TO BE DONE — Go through the lines below and copy each one that holds the string "Heat".

GIVEN DATA —
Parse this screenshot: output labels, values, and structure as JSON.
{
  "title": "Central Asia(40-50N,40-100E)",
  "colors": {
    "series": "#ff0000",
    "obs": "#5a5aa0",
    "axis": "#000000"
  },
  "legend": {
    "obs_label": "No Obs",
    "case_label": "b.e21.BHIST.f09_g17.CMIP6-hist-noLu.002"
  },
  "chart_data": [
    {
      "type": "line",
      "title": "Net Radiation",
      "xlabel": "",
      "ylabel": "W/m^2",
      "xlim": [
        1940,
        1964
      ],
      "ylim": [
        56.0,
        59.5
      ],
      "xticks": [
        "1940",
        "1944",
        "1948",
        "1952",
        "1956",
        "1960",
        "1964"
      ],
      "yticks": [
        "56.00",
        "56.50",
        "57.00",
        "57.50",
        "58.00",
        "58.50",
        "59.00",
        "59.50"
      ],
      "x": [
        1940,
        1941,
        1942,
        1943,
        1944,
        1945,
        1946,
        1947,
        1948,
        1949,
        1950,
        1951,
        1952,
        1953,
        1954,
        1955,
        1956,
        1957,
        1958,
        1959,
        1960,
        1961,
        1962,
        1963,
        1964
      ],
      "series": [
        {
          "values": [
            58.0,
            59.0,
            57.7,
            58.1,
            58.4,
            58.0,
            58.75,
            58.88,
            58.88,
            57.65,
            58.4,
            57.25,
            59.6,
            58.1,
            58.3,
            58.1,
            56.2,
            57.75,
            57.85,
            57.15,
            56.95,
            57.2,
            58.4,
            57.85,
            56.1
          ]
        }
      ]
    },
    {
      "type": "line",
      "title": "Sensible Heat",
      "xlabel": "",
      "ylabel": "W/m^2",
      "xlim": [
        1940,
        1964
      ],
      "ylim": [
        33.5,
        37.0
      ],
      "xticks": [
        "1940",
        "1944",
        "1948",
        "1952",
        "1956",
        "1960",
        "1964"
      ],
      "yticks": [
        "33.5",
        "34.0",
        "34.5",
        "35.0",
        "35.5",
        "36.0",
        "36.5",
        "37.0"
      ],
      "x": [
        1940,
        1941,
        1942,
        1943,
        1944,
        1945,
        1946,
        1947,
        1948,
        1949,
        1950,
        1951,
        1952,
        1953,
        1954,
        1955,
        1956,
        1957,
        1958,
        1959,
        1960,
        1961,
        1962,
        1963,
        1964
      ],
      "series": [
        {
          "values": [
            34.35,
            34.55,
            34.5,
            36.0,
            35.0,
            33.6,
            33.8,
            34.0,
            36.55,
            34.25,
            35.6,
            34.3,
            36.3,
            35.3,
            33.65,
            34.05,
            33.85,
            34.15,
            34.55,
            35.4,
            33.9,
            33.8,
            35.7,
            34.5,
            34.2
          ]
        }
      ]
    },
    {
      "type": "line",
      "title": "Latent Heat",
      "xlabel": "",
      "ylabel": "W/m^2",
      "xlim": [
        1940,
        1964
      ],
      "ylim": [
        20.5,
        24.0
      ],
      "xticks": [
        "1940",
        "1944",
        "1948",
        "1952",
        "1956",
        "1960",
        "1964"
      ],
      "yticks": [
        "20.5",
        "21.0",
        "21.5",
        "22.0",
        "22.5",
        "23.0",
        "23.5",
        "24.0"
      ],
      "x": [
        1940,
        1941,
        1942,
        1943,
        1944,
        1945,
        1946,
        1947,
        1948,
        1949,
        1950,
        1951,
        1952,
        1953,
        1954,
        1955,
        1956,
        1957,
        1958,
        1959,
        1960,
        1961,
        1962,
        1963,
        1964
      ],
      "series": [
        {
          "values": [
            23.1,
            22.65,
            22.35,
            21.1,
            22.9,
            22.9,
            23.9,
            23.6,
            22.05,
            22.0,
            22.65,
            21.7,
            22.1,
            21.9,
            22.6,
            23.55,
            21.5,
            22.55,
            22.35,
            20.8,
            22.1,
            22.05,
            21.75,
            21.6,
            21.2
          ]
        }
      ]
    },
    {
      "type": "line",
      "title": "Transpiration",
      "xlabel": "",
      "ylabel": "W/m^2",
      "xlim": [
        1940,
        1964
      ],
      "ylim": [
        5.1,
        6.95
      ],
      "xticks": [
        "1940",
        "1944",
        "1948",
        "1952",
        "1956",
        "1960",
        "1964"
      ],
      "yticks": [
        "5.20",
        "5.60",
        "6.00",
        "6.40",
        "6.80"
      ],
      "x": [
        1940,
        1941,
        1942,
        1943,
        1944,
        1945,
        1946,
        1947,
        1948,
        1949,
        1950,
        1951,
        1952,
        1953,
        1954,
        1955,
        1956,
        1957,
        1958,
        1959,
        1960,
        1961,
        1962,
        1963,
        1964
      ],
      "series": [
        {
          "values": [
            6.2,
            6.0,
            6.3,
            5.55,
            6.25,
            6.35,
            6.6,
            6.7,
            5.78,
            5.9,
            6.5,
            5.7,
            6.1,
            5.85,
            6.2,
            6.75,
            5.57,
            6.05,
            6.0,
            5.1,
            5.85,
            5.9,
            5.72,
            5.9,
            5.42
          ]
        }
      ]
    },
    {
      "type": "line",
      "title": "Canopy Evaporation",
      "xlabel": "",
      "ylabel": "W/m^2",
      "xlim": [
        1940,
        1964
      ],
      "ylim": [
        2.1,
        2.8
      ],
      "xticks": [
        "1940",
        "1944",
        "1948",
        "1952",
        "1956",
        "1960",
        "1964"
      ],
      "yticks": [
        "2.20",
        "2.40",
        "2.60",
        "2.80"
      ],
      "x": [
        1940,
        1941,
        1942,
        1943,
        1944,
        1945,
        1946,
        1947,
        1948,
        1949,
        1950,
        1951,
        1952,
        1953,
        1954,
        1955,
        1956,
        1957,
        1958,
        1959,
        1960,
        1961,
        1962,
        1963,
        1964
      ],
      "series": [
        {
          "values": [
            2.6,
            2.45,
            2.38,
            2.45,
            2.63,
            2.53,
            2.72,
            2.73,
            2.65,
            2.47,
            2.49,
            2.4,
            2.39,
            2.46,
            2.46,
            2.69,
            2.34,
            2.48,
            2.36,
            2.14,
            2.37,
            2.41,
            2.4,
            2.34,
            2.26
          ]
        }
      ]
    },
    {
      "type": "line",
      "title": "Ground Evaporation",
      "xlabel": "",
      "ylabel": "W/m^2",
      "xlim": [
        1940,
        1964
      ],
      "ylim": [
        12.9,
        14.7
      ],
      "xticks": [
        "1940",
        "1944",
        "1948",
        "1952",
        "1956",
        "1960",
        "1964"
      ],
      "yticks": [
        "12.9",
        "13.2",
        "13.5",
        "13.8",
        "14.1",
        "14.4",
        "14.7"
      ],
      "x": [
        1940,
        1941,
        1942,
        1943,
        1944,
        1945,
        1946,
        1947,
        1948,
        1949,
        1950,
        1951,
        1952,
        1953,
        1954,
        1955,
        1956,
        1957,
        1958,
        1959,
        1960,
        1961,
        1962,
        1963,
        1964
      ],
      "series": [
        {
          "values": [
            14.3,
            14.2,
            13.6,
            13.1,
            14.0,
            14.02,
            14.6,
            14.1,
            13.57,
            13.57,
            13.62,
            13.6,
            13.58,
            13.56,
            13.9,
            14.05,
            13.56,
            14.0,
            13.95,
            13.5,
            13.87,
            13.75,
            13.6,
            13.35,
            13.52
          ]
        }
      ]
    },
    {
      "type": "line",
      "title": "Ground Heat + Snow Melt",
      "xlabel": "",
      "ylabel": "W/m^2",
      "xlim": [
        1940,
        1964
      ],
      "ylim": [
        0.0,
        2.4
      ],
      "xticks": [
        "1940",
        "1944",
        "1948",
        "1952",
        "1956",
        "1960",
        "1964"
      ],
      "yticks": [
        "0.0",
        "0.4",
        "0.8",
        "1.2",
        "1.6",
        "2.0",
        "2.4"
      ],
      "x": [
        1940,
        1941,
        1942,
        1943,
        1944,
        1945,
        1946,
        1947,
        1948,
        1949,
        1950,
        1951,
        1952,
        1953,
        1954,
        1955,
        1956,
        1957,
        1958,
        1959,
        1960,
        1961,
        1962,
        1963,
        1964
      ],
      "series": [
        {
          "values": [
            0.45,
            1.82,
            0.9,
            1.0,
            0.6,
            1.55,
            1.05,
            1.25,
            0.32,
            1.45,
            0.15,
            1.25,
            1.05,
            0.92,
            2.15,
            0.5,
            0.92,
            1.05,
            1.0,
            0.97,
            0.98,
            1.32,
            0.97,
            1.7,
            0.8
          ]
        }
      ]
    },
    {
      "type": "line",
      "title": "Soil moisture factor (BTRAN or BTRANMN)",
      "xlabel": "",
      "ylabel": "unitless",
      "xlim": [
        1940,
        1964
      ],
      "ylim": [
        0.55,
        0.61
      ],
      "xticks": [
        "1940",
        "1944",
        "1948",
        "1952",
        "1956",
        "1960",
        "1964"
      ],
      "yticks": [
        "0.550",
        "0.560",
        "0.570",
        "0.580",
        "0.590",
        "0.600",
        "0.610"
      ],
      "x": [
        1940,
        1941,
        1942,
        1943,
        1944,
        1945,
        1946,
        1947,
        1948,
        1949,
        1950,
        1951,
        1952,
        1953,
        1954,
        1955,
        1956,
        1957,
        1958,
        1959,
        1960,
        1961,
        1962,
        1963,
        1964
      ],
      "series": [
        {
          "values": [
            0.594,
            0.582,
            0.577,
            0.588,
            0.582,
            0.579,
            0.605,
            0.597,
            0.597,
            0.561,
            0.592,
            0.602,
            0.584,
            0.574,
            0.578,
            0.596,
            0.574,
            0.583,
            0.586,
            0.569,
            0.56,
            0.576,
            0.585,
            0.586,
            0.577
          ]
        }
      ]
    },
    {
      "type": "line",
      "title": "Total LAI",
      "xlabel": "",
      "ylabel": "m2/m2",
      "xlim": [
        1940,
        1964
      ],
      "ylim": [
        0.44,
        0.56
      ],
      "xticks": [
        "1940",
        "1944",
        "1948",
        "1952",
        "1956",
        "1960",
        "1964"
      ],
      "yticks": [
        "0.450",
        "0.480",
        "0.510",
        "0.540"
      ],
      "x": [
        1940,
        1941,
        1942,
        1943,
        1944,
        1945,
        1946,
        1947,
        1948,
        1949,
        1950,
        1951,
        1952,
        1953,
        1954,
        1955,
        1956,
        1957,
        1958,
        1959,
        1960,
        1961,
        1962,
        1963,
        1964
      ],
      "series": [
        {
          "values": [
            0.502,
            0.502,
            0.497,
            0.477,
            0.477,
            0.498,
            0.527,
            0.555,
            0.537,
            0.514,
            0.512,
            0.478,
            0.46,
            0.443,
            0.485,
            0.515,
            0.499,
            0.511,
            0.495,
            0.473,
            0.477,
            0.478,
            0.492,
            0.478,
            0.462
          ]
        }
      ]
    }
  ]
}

WRITTEN RESPONSE —
      "title": "Sensible Heat",
      "title": "Latent Heat",
      "title": "Ground Heat + Snow Melt",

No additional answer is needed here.